**GOAL OF THE EXERCISE:**
Pick out the lines below with "JSON" and list them.

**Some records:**
──────────

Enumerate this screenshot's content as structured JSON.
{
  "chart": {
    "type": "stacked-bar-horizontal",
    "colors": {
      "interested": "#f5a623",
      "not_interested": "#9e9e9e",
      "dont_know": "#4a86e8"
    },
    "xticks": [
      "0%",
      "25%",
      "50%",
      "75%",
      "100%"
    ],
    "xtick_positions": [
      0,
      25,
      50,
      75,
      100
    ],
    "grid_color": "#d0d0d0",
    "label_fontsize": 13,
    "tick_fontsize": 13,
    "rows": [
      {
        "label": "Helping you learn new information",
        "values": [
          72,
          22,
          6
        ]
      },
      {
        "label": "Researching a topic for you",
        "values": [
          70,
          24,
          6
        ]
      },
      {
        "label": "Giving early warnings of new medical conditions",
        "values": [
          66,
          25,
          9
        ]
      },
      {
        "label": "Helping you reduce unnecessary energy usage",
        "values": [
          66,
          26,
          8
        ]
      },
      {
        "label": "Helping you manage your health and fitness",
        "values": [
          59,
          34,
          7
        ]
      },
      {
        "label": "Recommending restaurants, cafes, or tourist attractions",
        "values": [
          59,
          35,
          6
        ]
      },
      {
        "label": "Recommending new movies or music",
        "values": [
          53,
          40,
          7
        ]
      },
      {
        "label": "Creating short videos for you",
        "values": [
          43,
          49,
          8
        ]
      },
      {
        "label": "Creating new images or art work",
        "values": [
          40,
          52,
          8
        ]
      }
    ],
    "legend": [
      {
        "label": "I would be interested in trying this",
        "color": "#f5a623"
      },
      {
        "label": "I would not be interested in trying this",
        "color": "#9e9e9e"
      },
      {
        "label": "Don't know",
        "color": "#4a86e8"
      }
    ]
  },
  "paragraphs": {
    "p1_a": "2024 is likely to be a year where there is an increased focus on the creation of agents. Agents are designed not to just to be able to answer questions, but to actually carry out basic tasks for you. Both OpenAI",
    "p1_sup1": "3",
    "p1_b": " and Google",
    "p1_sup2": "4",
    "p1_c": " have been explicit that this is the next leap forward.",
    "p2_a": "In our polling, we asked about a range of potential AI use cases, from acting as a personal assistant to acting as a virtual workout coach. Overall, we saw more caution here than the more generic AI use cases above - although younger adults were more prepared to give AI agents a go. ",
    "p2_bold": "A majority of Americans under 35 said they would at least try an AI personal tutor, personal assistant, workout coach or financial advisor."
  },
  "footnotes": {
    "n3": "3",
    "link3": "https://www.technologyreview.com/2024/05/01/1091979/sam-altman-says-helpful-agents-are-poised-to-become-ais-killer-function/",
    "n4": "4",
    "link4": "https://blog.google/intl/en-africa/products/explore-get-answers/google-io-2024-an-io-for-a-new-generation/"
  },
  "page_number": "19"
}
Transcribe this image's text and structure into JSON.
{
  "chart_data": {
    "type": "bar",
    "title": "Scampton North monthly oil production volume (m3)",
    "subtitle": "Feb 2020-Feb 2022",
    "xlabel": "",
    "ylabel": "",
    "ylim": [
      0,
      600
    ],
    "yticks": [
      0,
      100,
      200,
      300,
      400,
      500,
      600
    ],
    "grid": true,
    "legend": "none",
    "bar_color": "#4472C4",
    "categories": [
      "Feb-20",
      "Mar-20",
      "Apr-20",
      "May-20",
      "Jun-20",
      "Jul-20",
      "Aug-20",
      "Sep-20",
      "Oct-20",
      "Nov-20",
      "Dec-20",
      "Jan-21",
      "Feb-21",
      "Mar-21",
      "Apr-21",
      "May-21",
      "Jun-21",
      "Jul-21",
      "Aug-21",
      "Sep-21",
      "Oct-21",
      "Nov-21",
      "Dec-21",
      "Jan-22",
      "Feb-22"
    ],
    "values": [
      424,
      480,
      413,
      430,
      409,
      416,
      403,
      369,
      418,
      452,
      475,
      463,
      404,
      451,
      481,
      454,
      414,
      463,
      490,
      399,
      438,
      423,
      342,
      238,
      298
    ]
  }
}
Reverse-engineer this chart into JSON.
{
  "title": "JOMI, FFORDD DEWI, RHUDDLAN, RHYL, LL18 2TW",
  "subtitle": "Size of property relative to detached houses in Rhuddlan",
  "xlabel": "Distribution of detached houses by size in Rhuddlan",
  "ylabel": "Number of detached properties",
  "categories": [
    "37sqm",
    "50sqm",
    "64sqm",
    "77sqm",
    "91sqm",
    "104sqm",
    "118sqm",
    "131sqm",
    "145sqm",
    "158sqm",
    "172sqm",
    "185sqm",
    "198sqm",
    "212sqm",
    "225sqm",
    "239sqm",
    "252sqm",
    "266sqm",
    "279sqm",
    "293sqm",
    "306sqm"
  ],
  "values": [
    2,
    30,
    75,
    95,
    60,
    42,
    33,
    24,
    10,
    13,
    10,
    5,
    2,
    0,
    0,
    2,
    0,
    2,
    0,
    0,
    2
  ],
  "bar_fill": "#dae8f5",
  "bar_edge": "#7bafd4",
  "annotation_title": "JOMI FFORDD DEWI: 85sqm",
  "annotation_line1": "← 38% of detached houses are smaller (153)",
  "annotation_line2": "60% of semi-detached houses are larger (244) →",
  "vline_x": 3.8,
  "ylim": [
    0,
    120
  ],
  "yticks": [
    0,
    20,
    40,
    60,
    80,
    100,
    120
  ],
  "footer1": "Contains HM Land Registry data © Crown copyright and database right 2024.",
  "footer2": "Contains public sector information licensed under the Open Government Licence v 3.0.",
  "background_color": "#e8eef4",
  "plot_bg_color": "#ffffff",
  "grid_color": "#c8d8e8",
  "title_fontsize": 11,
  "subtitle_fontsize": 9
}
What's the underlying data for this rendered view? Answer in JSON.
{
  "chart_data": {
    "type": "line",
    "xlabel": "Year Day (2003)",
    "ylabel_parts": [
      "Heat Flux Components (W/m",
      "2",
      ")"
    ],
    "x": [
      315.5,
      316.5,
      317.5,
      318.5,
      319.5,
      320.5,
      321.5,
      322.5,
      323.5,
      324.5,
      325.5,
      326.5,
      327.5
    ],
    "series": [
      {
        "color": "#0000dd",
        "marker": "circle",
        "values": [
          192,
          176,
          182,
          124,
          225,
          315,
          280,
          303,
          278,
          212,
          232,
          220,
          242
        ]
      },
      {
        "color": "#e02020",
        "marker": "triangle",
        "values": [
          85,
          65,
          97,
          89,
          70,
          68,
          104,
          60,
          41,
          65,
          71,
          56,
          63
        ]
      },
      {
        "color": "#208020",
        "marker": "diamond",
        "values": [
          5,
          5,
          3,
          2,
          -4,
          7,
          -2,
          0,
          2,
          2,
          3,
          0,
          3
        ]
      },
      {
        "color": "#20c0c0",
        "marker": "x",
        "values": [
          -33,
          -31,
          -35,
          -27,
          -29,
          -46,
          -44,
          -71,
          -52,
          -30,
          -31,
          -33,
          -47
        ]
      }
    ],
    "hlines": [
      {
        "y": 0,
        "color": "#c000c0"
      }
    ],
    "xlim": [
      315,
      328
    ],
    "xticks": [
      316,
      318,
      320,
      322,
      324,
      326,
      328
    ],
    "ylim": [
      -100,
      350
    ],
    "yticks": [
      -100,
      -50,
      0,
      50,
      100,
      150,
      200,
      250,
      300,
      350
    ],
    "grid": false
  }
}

──────────

**OUTPUT BELOW:**
Enumerate this screenshot's content as structured JSON.
Transcribe this image's text and structure into JSON.
Reverse-engineer this chart into JSON.
What's the underlying data for this rendered view? Answer in JSON.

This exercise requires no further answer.